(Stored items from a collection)
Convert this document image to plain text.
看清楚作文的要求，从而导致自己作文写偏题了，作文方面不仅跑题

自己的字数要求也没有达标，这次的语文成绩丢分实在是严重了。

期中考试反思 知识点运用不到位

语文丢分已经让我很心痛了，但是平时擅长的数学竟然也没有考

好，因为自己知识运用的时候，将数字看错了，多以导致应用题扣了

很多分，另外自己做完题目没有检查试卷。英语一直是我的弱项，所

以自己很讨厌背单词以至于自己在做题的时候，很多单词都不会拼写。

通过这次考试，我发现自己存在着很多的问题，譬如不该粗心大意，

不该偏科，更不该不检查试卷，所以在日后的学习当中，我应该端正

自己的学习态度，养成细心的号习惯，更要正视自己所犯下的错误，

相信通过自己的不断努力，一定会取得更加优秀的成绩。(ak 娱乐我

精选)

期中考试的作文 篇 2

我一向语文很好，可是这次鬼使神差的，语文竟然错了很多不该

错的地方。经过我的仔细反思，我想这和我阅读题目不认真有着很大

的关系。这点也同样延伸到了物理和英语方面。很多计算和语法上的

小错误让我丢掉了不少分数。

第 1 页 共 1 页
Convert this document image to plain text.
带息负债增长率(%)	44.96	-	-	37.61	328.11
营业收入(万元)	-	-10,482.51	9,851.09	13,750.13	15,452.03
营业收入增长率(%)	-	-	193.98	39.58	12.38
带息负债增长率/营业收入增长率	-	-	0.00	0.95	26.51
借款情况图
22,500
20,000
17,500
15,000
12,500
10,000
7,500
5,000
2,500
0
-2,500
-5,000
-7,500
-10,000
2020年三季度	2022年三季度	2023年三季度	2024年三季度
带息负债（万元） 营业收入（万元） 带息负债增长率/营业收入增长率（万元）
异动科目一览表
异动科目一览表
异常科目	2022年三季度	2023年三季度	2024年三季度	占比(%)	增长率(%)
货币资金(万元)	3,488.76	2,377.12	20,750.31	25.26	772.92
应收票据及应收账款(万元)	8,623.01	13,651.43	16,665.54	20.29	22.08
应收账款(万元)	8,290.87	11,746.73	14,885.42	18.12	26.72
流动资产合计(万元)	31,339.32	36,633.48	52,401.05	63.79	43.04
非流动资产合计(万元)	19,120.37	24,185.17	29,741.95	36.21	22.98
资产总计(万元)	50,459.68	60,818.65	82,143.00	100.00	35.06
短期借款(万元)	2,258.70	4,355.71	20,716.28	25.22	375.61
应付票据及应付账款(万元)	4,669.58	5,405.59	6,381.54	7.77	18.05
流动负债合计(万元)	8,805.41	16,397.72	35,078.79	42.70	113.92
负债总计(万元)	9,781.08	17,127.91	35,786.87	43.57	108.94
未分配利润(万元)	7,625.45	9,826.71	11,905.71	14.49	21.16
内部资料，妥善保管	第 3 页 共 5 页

## What is asked
Above are the records; copy all of them exactly.

## Problem solution
Convert this document image to plain text.
看清楚作文的要求，从而导致自己作文写偏题了，作文方面不仅跑题

自己的字数要求也没有达标，这次的语文成绩丢分实在是严重了。

期中考试反思 知识点运用不到位

语文丢分已经让我很心痛了，但是平时擅长的数学竟然也没有考

好，因为自己知识运用的时候，将数字看错了，多以导致应用题扣了

很多分，另外自己做完题目没有检查试卷。英语一直是我的弱项，所

以自己很讨厌背单词以至于自己在做题的时候，很多单词都不会拼写。

通过这次考试，我发现自己存在着很多的问题，譬如不该粗心大意，

不该偏科，更不该不检查试卷，所以在日后的学习当中，我应该端正

自己的学习态度，养成细心的号习惯，更要正视自己所犯下的错误，

相信通过自己的不断努力，一定会取得更加优秀的成绩。(ak 娱乐我

精选)

期中考试的作文 篇 2

我一向语文很好，可是这次鬼使神差的，语文竟然错了很多不该

错的地方。经过我的仔细反思，我想这和我阅读题目不认真有着很大

的关系。这点也同样延伸到了物理和英语方面。很多计算和语法上的

小错误让我丢掉了不少分数。

第 1 页 共 1 页
Convert this document image to plain text.
带息负债增长率(%)	44.96	-	-	37.61	328.11
营业收入(万元)	-	-10,482.51	9,851.09	13,750.13	15,452.03
营业收入增长率(%)	-	-	193.98	39.58	12.38
带息负债增长率/营业收入增长率	-	-	0.00	0.95	26.51
借款情况图
22,500
20,000
17,500
15,000
12,500
10,000
7,500
5,000
2,500
0
-2,500
-5,000
-7,500
-10,000
2020年三季度	2022年三季度	2023年三季度	2024年三季度
带息负债（万元） 营业收入（万元） 带息负债增长率/营业收入增长率（万元）
异动科目一览表
异动科目一览表
异常科目	2022年三季度	2023年三季度	2024年三季度	占比(%)	增长率(%)
货币资金(万元)	3,488.76	2,377.12	20,750.31	25.26	772.92
应收票据及应收账款(万元)	8,623.01	13,651.43	16,665.54	20.29	22.08
应收账款(万元)	8,290.87	11,746.73	14,885.42	18.12	26.72
流动资产合计(万元)	31,339.32	36,633.48	52,401.05	63.79	43.04
非流动资产合计(万元)	19,120.37	24,185.17	29,741.95	36.21	22.98
资产总计(万元)	50,459.68	60,818.65	82,143.00	100.00	35.06
短期借款(万元)	2,258.70	4,355.71	20,716.28	25.22	375.61
应付票据及应付账款(万元)	4,669.58	5,405.59	6,381.54	7.77	18.05
流动负债合计(万元)	8,805.41	16,397.72	35,078.79	42.70	113.92
负债总计(万元)	9,781.08	17,127.91	35,786.87	43.57	108.94
未分配利润(万元)	7,625.45	9,826.71	11,905.71	14.49	21.16
内部资料，妥善保管	第 3 页 共 5 页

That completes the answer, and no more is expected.